• **Written exercise**
Copy out the complete listing, word for word.

• **Dataset records**
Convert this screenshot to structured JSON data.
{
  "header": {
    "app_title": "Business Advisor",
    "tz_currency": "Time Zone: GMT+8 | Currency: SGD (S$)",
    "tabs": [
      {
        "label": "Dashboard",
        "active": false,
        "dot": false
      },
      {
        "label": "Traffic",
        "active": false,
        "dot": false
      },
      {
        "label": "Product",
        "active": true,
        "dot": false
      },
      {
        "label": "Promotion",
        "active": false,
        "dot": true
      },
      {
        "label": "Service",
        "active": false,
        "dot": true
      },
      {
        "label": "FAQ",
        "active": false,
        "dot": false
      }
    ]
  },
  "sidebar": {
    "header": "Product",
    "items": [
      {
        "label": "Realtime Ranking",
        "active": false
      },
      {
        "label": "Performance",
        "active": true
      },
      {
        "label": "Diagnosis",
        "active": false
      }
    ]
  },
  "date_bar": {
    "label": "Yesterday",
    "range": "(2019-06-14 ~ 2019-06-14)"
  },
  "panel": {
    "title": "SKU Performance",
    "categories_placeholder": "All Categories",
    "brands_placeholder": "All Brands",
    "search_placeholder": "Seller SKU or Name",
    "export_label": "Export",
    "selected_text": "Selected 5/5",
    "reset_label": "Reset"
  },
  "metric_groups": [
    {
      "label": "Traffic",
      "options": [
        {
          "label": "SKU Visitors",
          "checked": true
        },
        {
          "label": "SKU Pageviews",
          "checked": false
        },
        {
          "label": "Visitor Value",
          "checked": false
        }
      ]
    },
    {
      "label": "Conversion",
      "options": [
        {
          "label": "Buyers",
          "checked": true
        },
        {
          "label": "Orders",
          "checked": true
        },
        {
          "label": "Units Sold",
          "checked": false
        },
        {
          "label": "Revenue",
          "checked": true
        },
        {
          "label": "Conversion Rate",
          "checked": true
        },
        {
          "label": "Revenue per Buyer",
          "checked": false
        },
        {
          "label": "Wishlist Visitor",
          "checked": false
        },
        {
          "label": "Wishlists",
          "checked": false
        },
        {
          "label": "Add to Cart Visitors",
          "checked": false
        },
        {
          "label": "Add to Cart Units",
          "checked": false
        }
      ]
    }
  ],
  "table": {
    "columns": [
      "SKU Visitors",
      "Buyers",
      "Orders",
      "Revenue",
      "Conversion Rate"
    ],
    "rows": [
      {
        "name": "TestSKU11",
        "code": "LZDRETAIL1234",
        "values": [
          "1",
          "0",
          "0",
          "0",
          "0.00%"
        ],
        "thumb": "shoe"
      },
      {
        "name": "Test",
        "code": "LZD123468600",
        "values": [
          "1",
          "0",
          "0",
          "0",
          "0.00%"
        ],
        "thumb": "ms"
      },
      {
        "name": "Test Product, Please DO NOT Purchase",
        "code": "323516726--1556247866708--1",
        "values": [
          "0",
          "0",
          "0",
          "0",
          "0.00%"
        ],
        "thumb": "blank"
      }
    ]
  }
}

• **Complete answer**
Convert this screenshot to structured JSON data.
{
  "header": {
    "app_title": "Business Advisor",
    "tz_currency": "Time Zone: GMT+8 | Currency: SGD (S$)",
    "tabs": [
      {
        "label": "Dashboard",
        "active": false,
        "dot": false
      },
      {
        "label": "Traffic",
        "active": false,
        "dot": false
      },
      {
        "label": "Product",
        "active": true,
        "dot": false
      },
      {
        "label": "Promotion",
        "active": false,
        "dot": true
      },
      {
        "label": "Service",
        "active": false,
        "dot": true
      },
      {
        "label": "FAQ",
        "active": false,
        "dot": false
      }
    ]
  },
  "sidebar": {
    "header": "Product",
    "items": [
      {
        "label": "Realtime Ranking",
        "active": false
      },
      {
        "label": "Performance",
        "active": true
      },
      {
        "label": "Diagnosis",
        "active": false
      }
    ]
  },
  "date_bar": {
    "label": "Yesterday",
    "range": "(2019-06-14 ~ 2019-06-14)"
  },
  "panel": {
    "title": "SKU Performance",
    "categories_placeholder": "All Categories",
    "brands_placeholder": "All Brands",
    "search_placeholder": "Seller SKU or Name",
    "export_label": "Export",
    "selected_text": "Selected 5/5",
    "reset_label": "Reset"
  },
  "metric_groups": [
    {
      "label": "Traffic",
      "options": [
        {
          "label": "SKU Visitors",
          "checked": true
        },
        {
          "label": "SKU Pageviews",
          "checked": false
        },
        {
          "label": "Visitor Value",
          "checked": false
        }
      ]
    },
    {
      "label": "Conversion",
      "options": [
        {
          "label": "Buyers",
          "checked": true
        },
        {
          "label": "Orders",
          "checked": true
        },
        {
          "label": "Units Sold",
          "checked": false
        },
        {
          "label": "Revenue",
          "checked": true
        },
        {
          "label": "Conversion Rate",
          "checked": true
        },
        {
          "label": "Revenue per Buyer",
          "checked": false
        },
        {
          "label": "Wishlist Visitor",
          "checked": false
        },
        {
          "label": "Wishlists",
          "checked": false
        },
        {
          "label": "Add to Cart Visitors",
          "checked": false
        },
        {
          "label": "Add to Cart Units",
          "checked": false
        }
      ]
    }
  ],
  "table": {
    "columns": [
      "SKU Visitors",
      "Buyers",
      "Orders",
      "Revenue",
      "Conversion Rate"
    ],
    "rows": [
      {
        "name": "TestSKU11",
        "code": "LZDRETAIL1234",
        "values": [
          "1",
          "0",
          "0",
          "0",
          "0.00%"
        ],
        "thumb": "shoe"
      },
      {
        "name": "Test",
        "code": "LZD123468600",
        "values": [
          "1",
          "0",
          "0",
          "0",
          "0.00%"
        ],
        "thumb": "ms"
      },
      {
        "name": "Test Product, Please DO NOT Purchase",
        "code": "323516726--1556247866708--1",
        "values": [
          "0",
          "0",
          "0",
          "0",
          "0.00%"
        ],
        "thumb": "blank"
      }
    ]
  }
}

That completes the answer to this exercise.